Exercise:
All the entries need to be quoted exactly, apart from the pictures, which you should drop.

= = =

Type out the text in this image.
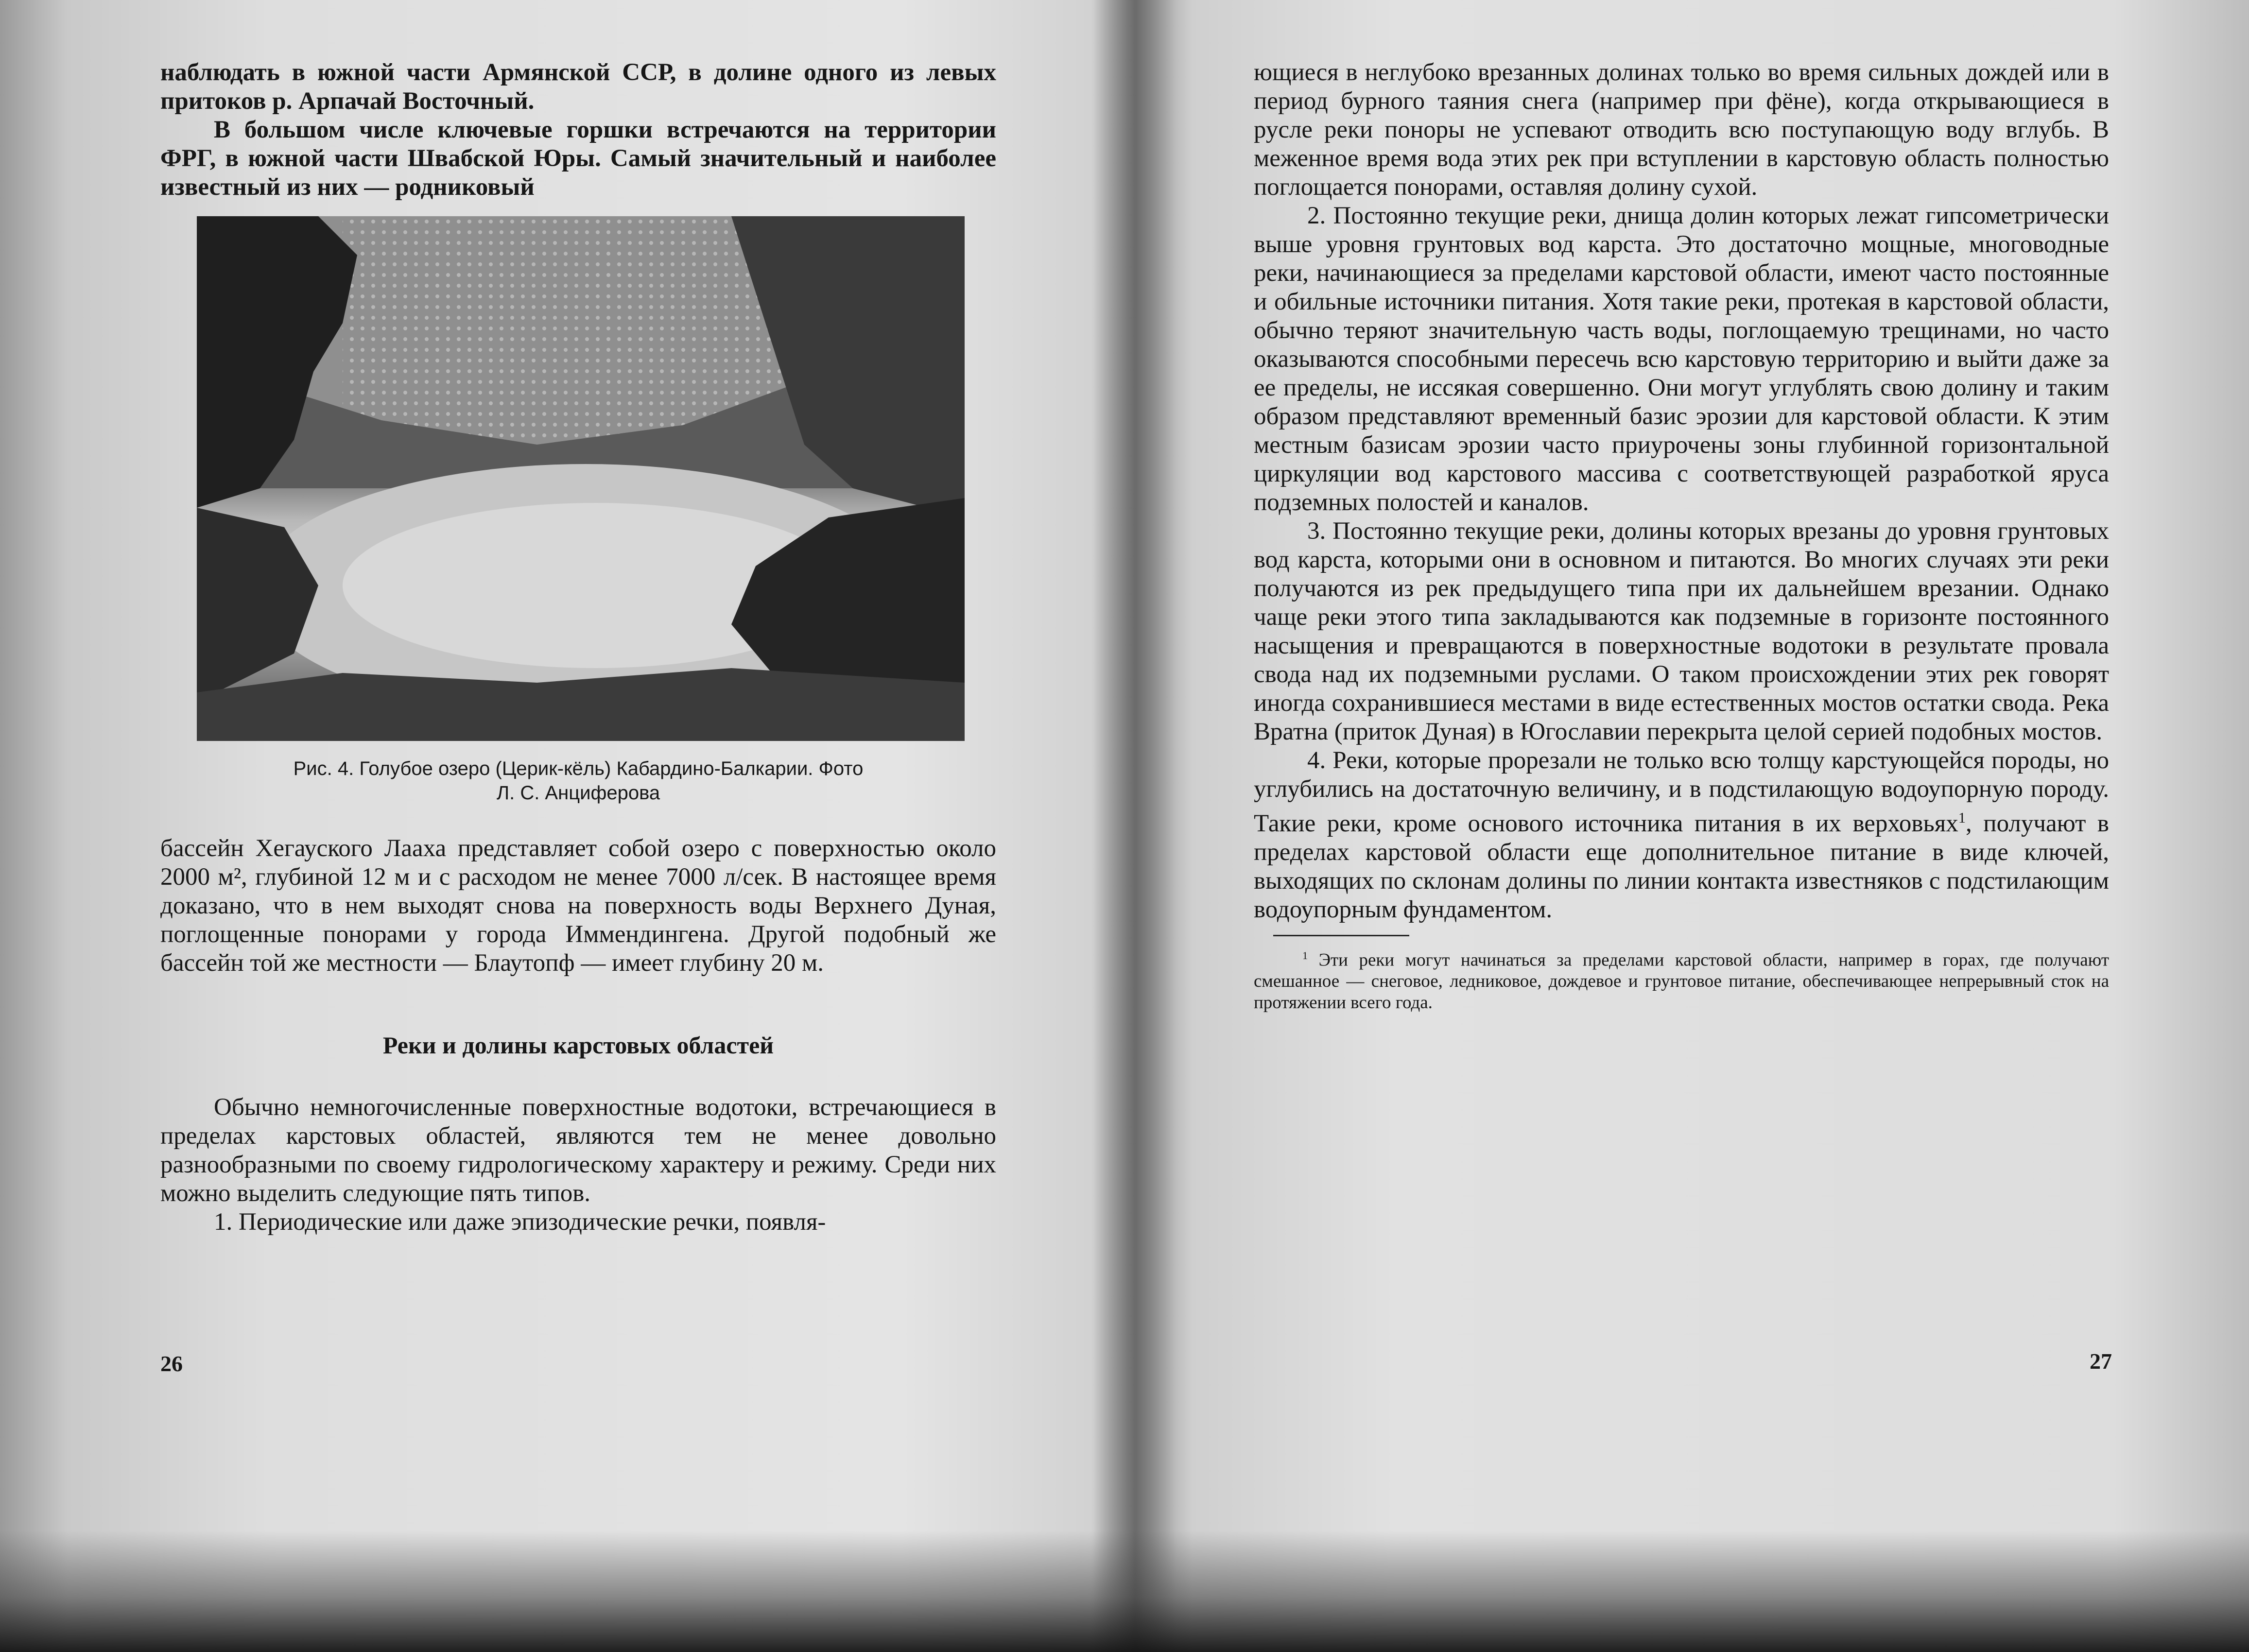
наблюдать в южной части Армянской ССР, в долине одного из левых притоков р. Арпачай Восточный.

В большом числе ключевые горшки встречаются на территории ФРГ, в южной части Швабской Юры. Самый значительный и наиболее известный из них — родниковый

Рис. 4. Голубое озеро (Церик-кёль) Кабардино-Балкарии. Фото
Л. С. Анциферова

бассейн Хегауского Лааха представляет собой озеро с поверхностью около 2000 м², глубиной 12 м и с расходом не менее 7000 л/сек. В настоящее время доказано, что в нем выходят снова на поверхность воды Верхнего Дуная, поглощенные понорами у города Иммендингена. Другой подобный же бассейн той же местности — Блаутопф — имеет глубину 20 м.

Реки и долины карстовых областей

Обычно немногочисленные поверхностные водотоки, встречающиеся в пределах карстовых областей, являются тем не менее довольно разнообразными по своему гидрологическому характеру и режиму. Среди них можно выделить следующие пять типов.

1. Периодические или даже эпизодические речки, появля-

26

ющиеся в неглубоко врезанных долинах только во время сильных дождей или в период бурного таяния снега (например при фёне), когда открывающиеся в русле реки поноры не успевают отводить всю поступающую воду вглубь. В меженное время вода этих рек при вступлении в карстовую область полностью поглощается понорами, оставляя долину сухой.

2. Постоянно текущие реки, днища долин которых лежат гипсометрически выше уровня грунтовых вод карста. Это достаточно мощные, многоводные реки, начинающиеся за пределами карстовой области, имеют часто постоянные и обильные источники питания. Хотя такие реки, протекая в карстовой области, обычно теряют значительную часть воды, поглощаемую трещинами, но часто оказываются способными пересечь всю карстовую территорию и выйти даже за ее пределы, не иссякая совершенно. Они могут углублять свою долину и таким образом представляют временный базис эрозии для карстовой области. К этим местным базисам эрозии часто приурочены зоны глубинной горизонтальной циркуляции вод карстового массива с соответствующей разработкой яруса подземных полостей и каналов.

3. Постоянно текущие реки, долины которых врезаны до уровня грунтовых вод карста, которыми они в основном и питаются. Во многих случаях эти реки получаются из рек предыдущего типа при их дальнейшем врезании. Однако чаще реки этого типа закладываются как подземные в горизонте постоянного насыщения и превращаются в поверхностные водотоки в результате провала свода над их подземными руслами. О таком происхождении этих рек говорят иногда сохранившиеся местами в виде естественных мостов остатки свода. Река Вратна (приток Дуная) в Югославии перекрыта целой серией подобных мостов.

4. Реки, которые прорезали не только всю толщу карстующейся породы, но углубились на достаточную величину, и в подстилающую водоупорную породу. Такие реки, кроме основого источника питания в их верховьях$^1$, получают в пределах карстовой области еще дополнительное питание в виде ключей, выходящих по склонам долины по линии контакта известняков с подстилающим водоупорным фундаментом.

$^1$ Эти реки могут начинаться за пределами карстовой области, например в горах, где получают смешанное — снеговое, ледниковое, дождевое и грунтовое питание, обеспечивающее непрерывный сток на протяжении всего года.

27
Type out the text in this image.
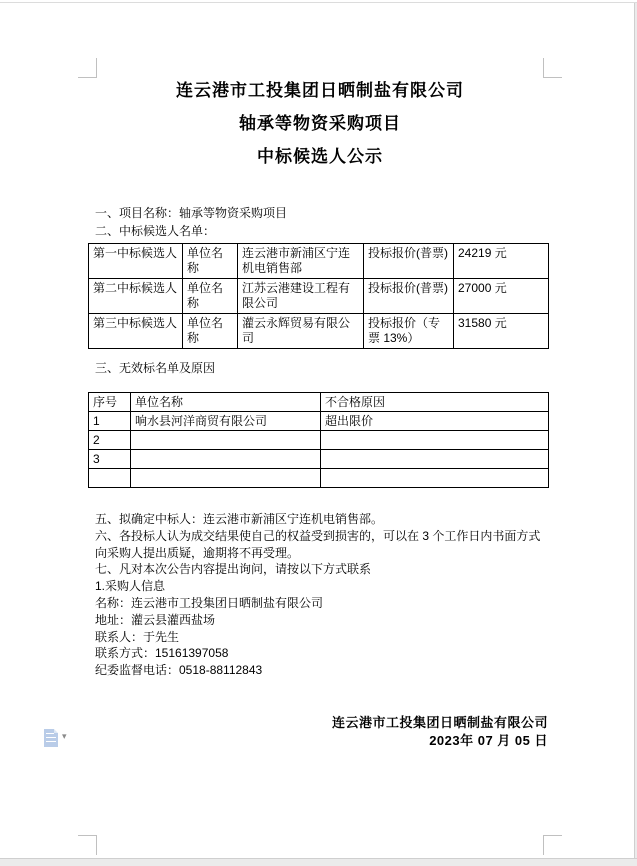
连云港市工投集团日晒制盐有限公司
轴承等物资采购项目
中标候选人公示
一、项目名称：轴承等物资采购项目
二、中标候选人名单：
第一中标候选人	单位名称	连云港市新浦区宁连机电销售部	投标报价(普票)	24219 元
第二中标候选人	单位名称	江苏云港建设工程有限公司	投标报价(普票)	27000 元
第三中标候选人	单位名称	灌云永辉贸易有限公司	投标报价（专票 13%）	31580 元
三、无效标名单及原因
序号	单位名称	不合格原因
1	响水县河洋商贸有限公司	超出限价
2		
3		

五、拟确定中标人：连云港市新浦区宁连机电销售部。
六、各投标人认为成交结果使自己的权益受到损害的，可以在 3 个工作日内书面方式向采购人提出质疑，逾期将不再受理。
七、凡对本次公告内容提出询问，请按以下方式联系
1.采购人信息
名称：连云港市工投集团日晒制盐有限公司
地址：灌云县灌西盐场
联系人：于先生
联系方式：15161397058
纪委监督电话：0518-88112843
连云港市工投集团日晒制盐有限公司
2023年 07 月 05 日
▾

= = =

Response:
Type out the text in this image.
наблюдать в южной части Армянской ССР, в долине одного из левых притоков р. Арпачай Восточный.

В большом числе ключевые горшки встречаются на территории ФРГ, в южной части Швабской Юры. Самый значительный и наиболее известный из них — родниковый

Рис. 4. Голубое озеро (Церик-кёль) Кабардино-Балкарии. Фото
Л. С. Анциферова

бассейн Хегауского Лааха представляет собой озеро с поверхностью около 2000 м², глубиной 12 м и с расходом не менее 7000 л/сек. В настоящее время доказано, что в нем выходят снова на поверхность воды Верхнего Дуная, поглощенные понорами у города Иммендингена. Другой подобный же бассейн той же местности — Блаутопф — имеет глубину 20 м.

Реки и долины карстовых областей

Обычно немногочисленные поверхностные водотоки, встречающиеся в пределах карстовых областей, являются тем не менее довольно разнообразными по своему гидрологическому характеру и режиму. Среди них можно выделить следующие пять типов.

1. Периодические или даже эпизодические речки, появля-

26

ющиеся в неглубоко врезанных долинах только во время сильных дождей или в период бурного таяния снега (например при фёне), когда открывающиеся в русле реки поноры не успевают отводить всю поступающую воду вглубь. В меженное время вода этих рек при вступлении в карстовую область полностью поглощается понорами, оставляя долину сухой.

2. Постоянно текущие реки, днища долин которых лежат гипсометрически выше уровня грунтовых вод карста. Это достаточно мощные, многоводные реки, начинающиеся за пределами карстовой области, имеют часто постоянные и обильные источники питания. Хотя такие реки, протекая в карстовой области, обычно теряют значительную часть воды, поглощаемую трещинами, но часто оказываются способными пересечь всю карстовую территорию и выйти даже за ее пределы, не иссякая совершенно. Они могут углублять свою долину и таким образом представляют временный базис эрозии для карстовой области. К этим местным базисам эрозии часто приурочены зоны глубинной горизонтальной циркуляции вод карстового массива с соответствующей разработкой яруса подземных полостей и каналов.

3. Постоянно текущие реки, долины которых врезаны до уровня грунтовых вод карста, которыми они в основном и питаются. Во многих случаях эти реки получаются из рек предыдущего типа при их дальнейшем врезании. Однако чаще реки этого типа закладываются как подземные в горизонте постоянного насыщения и превращаются в поверхностные водотоки в результате провала свода над их подземными руслами. О таком происхождении этих рек говорят иногда сохранившиеся местами в виде естественных мостов остатки свода. Река Вратна (приток Дуная) в Югославии перекрыта целой серией подобных мостов.

4. Реки, которые прорезали не только всю толщу карстующейся породы, но углубились на достаточную величину, и в подстилающую водоупорную породу. Такие реки, кроме основого источника питания в их верховьях$^1$, получают в пределах карстовой области еще дополнительное питание в виде ключей, выходящих по склонам долины по линии контакта известняков с подстилающим водоупорным фундаментом.

$^1$ Эти реки могут начинаться за пределами карстовой области, например в горах, где получают смешанное — снеговое, ледниковое, дождевое и грунтовое питание, обеспечивающее непрерывный сток на протяжении всего года.

27
Type out the text in this image.
连云港市工投集团日晒制盐有限公司
轴承等物资采购项目
中标候选人公示
一、项目名称：轴承等物资采购项目
二、中标候选人名单：
第一中标候选人	单位名称	连云港市新浦区宁连机电销售部	投标报价(普票)	24219 元
第二中标候选人	单位名称	江苏云港建设工程有限公司	投标报价(普票)	27000 元
第三中标候选人	单位名称	灌云永辉贸易有限公司	投标报价（专票 13%）	31580 元
三、无效标名单及原因
序号	单位名称	不合格原因
1	响水县河洋商贸有限公司	超出限价
2		
3		

五、拟确定中标人：连云港市新浦区宁连机电销售部。
六、各投标人认为成交结果使自己的权益受到损害的，可以在 3 个工作日内书面方式向采购人提出质疑，逾期将不再受理。
七、凡对本次公告内容提出询问，请按以下方式联系
1.采购人信息
名称：连云港市工投集团日晒制盐有限公司
地址：灌云县灌西盐场
联系人：于先生
联系方式：15161397058
纪委监督电话：0518-88112843
连云港市工投集团日晒制盐有限公司
2023年 07 月 05 日
▾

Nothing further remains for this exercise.